Dataset entries on figures
+--

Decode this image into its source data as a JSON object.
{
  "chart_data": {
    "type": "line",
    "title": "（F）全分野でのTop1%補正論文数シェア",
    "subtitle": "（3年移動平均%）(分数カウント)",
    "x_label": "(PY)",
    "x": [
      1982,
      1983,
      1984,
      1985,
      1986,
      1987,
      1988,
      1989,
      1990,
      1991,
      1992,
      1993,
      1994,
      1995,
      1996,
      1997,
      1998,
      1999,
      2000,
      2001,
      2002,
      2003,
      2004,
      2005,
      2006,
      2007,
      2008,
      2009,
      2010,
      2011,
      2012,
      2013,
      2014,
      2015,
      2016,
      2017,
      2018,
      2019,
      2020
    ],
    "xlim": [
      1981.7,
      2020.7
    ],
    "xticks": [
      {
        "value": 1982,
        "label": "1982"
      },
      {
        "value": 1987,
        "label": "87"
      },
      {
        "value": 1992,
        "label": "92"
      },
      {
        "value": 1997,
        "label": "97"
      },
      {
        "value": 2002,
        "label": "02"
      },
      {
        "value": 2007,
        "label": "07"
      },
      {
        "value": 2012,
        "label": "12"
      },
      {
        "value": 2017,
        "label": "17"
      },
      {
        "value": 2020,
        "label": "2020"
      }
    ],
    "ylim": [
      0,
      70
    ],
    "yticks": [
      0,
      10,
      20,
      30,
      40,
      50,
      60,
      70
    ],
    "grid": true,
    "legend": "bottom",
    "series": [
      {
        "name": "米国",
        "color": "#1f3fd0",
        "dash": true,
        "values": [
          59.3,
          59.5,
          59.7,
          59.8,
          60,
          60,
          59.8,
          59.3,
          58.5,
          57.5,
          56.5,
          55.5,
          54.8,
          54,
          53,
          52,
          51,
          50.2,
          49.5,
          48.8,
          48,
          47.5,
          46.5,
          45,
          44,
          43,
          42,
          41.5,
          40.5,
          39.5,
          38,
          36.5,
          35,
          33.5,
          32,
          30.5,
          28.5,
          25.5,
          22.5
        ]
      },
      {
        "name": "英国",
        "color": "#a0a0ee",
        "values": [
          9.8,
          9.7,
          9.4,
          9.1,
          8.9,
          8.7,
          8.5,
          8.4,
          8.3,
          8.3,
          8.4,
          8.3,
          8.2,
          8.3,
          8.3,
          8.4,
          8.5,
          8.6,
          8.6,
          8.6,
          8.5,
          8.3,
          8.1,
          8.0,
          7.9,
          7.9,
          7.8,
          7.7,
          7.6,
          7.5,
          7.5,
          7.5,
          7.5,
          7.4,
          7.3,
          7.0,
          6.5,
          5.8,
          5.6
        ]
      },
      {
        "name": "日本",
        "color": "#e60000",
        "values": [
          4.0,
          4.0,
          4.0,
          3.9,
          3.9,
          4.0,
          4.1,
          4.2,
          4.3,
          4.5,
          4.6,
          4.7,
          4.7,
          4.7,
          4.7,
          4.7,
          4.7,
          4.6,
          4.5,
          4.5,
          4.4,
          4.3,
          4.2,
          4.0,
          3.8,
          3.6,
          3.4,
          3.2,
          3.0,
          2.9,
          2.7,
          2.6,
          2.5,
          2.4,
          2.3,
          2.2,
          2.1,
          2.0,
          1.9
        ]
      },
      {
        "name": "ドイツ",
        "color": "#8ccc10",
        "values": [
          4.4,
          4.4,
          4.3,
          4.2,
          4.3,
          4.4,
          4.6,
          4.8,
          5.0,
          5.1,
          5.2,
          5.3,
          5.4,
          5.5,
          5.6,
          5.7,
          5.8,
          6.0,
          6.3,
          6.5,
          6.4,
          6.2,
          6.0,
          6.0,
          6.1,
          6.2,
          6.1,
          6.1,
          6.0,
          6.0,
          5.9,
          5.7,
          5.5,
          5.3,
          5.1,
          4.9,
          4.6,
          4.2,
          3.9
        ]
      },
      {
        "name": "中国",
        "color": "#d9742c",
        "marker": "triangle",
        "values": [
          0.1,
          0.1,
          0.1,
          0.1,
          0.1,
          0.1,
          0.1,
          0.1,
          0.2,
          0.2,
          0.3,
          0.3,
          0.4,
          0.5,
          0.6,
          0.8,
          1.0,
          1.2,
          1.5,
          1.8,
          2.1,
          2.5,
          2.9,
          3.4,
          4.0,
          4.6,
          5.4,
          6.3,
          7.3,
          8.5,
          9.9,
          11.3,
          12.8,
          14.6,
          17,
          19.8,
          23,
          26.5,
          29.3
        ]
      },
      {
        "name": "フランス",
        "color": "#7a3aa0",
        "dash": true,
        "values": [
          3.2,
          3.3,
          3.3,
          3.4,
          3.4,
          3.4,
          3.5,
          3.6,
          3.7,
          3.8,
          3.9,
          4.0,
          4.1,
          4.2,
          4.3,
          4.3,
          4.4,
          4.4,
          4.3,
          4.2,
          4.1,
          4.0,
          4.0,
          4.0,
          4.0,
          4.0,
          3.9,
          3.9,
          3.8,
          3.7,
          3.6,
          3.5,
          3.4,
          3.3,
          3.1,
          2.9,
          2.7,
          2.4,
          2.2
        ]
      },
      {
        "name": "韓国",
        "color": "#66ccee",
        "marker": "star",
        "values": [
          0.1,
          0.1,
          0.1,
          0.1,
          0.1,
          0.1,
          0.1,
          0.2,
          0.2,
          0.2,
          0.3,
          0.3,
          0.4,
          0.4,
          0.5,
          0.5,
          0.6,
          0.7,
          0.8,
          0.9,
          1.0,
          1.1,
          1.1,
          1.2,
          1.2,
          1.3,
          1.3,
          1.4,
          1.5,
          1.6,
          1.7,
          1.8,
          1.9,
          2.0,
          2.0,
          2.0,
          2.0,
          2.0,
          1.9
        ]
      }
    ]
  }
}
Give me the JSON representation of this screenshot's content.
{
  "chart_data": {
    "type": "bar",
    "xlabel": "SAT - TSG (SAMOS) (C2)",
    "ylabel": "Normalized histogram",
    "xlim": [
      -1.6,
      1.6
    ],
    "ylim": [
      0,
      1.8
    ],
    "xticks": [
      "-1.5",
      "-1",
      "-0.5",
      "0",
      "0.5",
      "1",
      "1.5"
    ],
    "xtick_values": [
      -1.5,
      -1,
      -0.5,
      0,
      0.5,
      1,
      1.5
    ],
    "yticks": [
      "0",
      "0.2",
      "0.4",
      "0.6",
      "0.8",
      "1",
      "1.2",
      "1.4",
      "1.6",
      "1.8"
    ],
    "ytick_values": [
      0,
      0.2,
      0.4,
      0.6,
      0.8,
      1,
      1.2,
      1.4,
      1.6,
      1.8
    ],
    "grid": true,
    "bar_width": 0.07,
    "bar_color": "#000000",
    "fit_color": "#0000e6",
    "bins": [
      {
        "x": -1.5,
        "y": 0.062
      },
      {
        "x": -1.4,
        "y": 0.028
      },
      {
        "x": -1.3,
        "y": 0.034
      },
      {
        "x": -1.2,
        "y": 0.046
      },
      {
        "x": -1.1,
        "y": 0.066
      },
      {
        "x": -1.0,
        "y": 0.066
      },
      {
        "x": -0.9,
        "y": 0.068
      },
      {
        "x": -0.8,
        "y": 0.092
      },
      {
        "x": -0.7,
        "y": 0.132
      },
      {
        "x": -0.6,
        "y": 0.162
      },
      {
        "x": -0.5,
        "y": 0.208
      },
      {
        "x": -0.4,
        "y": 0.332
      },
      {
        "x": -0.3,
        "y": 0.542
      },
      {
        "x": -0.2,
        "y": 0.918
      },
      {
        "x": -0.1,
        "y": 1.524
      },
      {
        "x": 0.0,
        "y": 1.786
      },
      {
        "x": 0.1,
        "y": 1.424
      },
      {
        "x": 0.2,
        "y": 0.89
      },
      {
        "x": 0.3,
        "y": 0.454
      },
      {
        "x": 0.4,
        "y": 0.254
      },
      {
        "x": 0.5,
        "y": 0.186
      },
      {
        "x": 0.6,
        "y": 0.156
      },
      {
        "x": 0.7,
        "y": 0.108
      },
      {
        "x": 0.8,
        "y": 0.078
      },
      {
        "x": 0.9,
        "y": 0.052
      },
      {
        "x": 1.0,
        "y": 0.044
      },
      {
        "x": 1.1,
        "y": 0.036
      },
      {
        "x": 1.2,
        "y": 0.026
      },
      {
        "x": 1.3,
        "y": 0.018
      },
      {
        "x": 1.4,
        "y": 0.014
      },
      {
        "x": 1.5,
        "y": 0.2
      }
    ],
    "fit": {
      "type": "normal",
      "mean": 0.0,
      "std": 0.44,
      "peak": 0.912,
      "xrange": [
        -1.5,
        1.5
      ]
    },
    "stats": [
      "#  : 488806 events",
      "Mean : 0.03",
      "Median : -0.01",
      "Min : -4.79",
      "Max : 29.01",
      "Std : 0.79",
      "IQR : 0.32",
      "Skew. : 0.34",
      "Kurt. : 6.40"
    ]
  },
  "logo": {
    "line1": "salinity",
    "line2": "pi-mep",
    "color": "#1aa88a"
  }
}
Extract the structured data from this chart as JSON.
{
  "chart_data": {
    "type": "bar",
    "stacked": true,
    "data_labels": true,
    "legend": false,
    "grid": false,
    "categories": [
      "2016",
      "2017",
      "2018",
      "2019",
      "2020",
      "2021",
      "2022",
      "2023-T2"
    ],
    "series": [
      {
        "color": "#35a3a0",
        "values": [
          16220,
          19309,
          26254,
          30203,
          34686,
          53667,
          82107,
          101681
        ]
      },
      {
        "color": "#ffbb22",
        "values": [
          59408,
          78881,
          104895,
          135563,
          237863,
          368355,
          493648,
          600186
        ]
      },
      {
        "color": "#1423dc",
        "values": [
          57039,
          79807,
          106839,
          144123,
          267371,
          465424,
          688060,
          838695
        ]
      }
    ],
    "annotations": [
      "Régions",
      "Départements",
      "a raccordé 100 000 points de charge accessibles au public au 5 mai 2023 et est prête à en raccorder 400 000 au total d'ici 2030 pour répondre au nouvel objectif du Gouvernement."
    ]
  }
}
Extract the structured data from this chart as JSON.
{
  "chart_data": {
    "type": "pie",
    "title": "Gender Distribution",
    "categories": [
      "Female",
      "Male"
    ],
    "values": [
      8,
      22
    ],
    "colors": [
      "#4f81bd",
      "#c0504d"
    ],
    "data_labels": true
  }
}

+--

■ Stated exercise ■
Report only how many lines in the entries contain "JSON".

■ Exercise answer ■
4